[Recorded data]
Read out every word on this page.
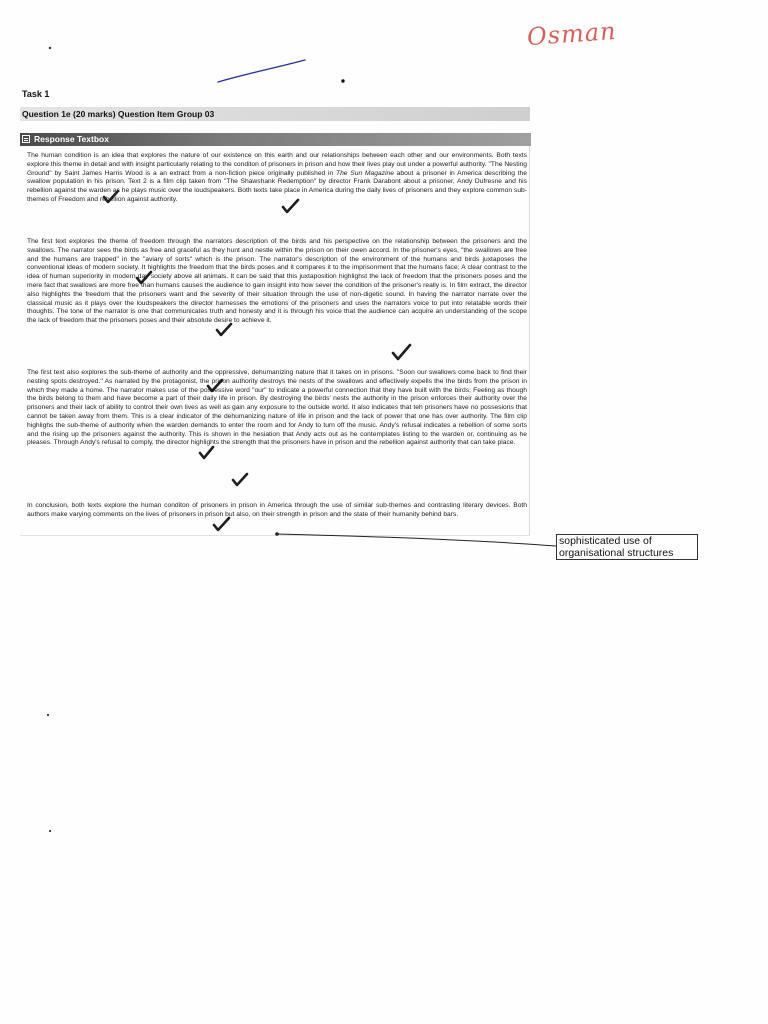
Osman
Task 1
Question 1e (20 marks) Question Item Group 03
Response Textbox

The human condition is an idea that explores the nature of our existence on this earth and our relationships between each other and our environments. Both texts explore this theme in detail and with insight particularly relating to the conditon of prisoners in prison and how their lives play out under a powerful authority. "The Nesting Ground" by Saint James Harris Wood is a an extract from a non-fiction piece originally published in The Sun Magazine about a prisoner in America describing the swallow population in his prison. Text 2 is a film clip taken from "The Shawshank Redemption" by director Frank Darabont about a prisoner, Andy Dufresne and his rebellion against the warden as he plays music over the loudspeakers. Both texts take place in America during the daily lives of prisoners and they explore common sub-themes of Freedom and rebellion against authority.

The first text explores the theme of freedom through the narrators description of the birds and his perspective on the relationship between the prisoners and the swallows. The narrator sees the birds as free and graceful as they hunt and nestle within the prison on their owen accord. In the prisoner's eyes, "the swallows are free and the humans are trapped" in the "aviary of sorts" which is the prison. The narrator's description of the environment of the humans and birds juxtaposes the conventional ideas of modern society. It highlights the freedom that the birds poses and it compares it to the imprisonment that the humans face; A clear contrast to the idea of human superiority in modern day society above all animals. It can be said that this juxtaposition highlighst the lack of freedom that the prisoners poses and the mere fact that swallows are more free than humans causes the audience to gain insight into how sever the condition of the prisoner's really is. In film extract, the director also highlights the freedom that the prisoners want and the severity of their situation through the use of non-digetic sound. In having the narrator narrate over the classical music as it plays over the loudspeakers the director harnesses the emotions of the prisoners and uses the narrators voice to put into relatable words their thoughts. The tone of the narrator is one that communicates truth and honesty and it is through his voice that the audience can acquire an understanding of the scope the lack of freedom that the prisoners poses and their absolute desire to achieve it.

The first text also explores the sub-theme of authority and the oppressive, dehumanizing nature that it takes on in prisons. "Soon our swallows come back to find their nesting spots destroyed." As narrated by the protagonist, the prison authority destroys the nests of the swallows and effectively expells the the birds from the prison in which they made a home. The narrator makes use of the possessive word "our" to indicate a powerful connection that they have built with the birds; Feeling as though the birds belong to them and have become a part of their daily life in prison. By destroying the birds' nests the authority in the prison enforces their authority over the prisoners and their lack of ability to control their own lives as well as gain any exposure to the outside world. It also indicates that teh prisoners have no possesions that cannot be taken away from them. This is a clear indicator of the dehumanizing nature of life in prison and the lack of power that one has over authority. The film clip highlighs the sub-theme of authority when the warden demands to enter the room and for Andy to turn off the music. Andy's refusal indicates a rebellion of some sorts and the rising up the prisoners against the authority. This is shown in the hesiation that Andy acts out as he contemplates listing to the warden or, continuing as he pleases. Through Andy's refusal to comply, the director highlights the strength that the prisoners have in prison and the rebellion against authority that can take place.

In conclusion, both texts explore the human conditon of prisoners in prison in America through the use of similar sub-themes and contrasting literary devices. Both authors make varying comments on the lives of prisoners in prison but also, on their strength in prison and the state of their humanity behind bars.

sophisticated use of organisational structures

▶ **EXERCISE OBJECTIVE**
Copy all the entries word for word. Omit any pictures.

▶ **RESULT OF THIS TASK**
Read out every word on this page.
Osman
Task 1
Question 1e (20 marks) Question Item Group 03
Response Textbox

The human condition is an idea that explores the nature of our existence on this earth and our relationships between each other and our environments. Both texts explore this theme in detail and with insight particularly relating to the conditon of prisoners in prison and how their lives play out under a powerful authority. "The Nesting Ground" by Saint James Harris Wood is a an extract from a non-fiction piece originally published in The Sun Magazine about a prisoner in America describing the swallow population in his prison. Text 2 is a film clip taken from "The Shawshank Redemption" by director Frank Darabont about a prisoner, Andy Dufresne and his rebellion against the warden as he plays music over the loudspeakers. Both texts take place in America during the daily lives of prisoners and they explore common sub-themes of Freedom and rebellion against authority.

The first text explores the theme of freedom through the narrators description of the birds and his perspective on the relationship between the prisoners and the swallows. The narrator sees the birds as free and graceful as they hunt and nestle within the prison on their owen accord. In the prisoner's eyes, "the swallows are free and the humans are trapped" in the "aviary of sorts" which is the prison. The narrator's description of the environment of the humans and birds juxtaposes the conventional ideas of modern society. It highlights the freedom that the birds poses and it compares it to the imprisonment that the humans face; A clear contrast to the idea of human superiority in modern day society above all animals. It can be said that this juxtaposition highlighst the lack of freedom that the prisoners poses and the mere fact that swallows are more free than humans causes the audience to gain insight into how sever the condition of the prisoner's really is. In film extract, the director also highlights the freedom that the prisoners want and the severity of their situation through the use of non-digetic sound. In having the narrator narrate over the classical music as it plays over the loudspeakers the director harnesses the emotions of the prisoners and uses the narrators voice to put into relatable words their thoughts. The tone of the narrator is one that communicates truth and honesty and it is through his voice that the audience can acquire an understanding of the scope the lack of freedom that the prisoners poses and their absolute desire to achieve it.

The first text also explores the sub-theme of authority and the oppressive, dehumanizing nature that it takes on in prisons. "Soon our swallows come back to find their nesting spots destroyed." As narrated by the protagonist, the prison authority destroys the nests of the swallows and effectively expells the the birds from the prison in which they made a home. The narrator makes use of the possessive word "our" to indicate a powerful connection that they have built with the birds; Feeling as though the birds belong to them and have become a part of their daily life in prison. By destroying the birds' nests the authority in the prison enforces their authority over the prisoners and their lack of ability to control their own lives as well as gain any exposure to the outside world. It also indicates that teh prisoners have no possesions that cannot be taken away from them. This is a clear indicator of the dehumanizing nature of life in prison and the lack of power that one has over authority. The film clip highlighs the sub-theme of authority when the warden demands to enter the room and for Andy to turn off the music. Andy's refusal indicates a rebellion of some sorts and the rising up the prisoners against the authority. This is shown in the hesiation that Andy acts out as he contemplates listing to the warden or, continuing as he pleases. Through Andy's refusal to comply, the director highlights the strength that the prisoners have in prison and the rebellion against authority that can take place.

In conclusion, both texts explore the human conditon of prisoners in prison in America through the use of similar sub-themes and contrasting literary devices. Both authors make varying comments on the lives of prisoners in prison but also, on their strength in prison and the state of their humanity behind bars.

sophisticated use of organisational structures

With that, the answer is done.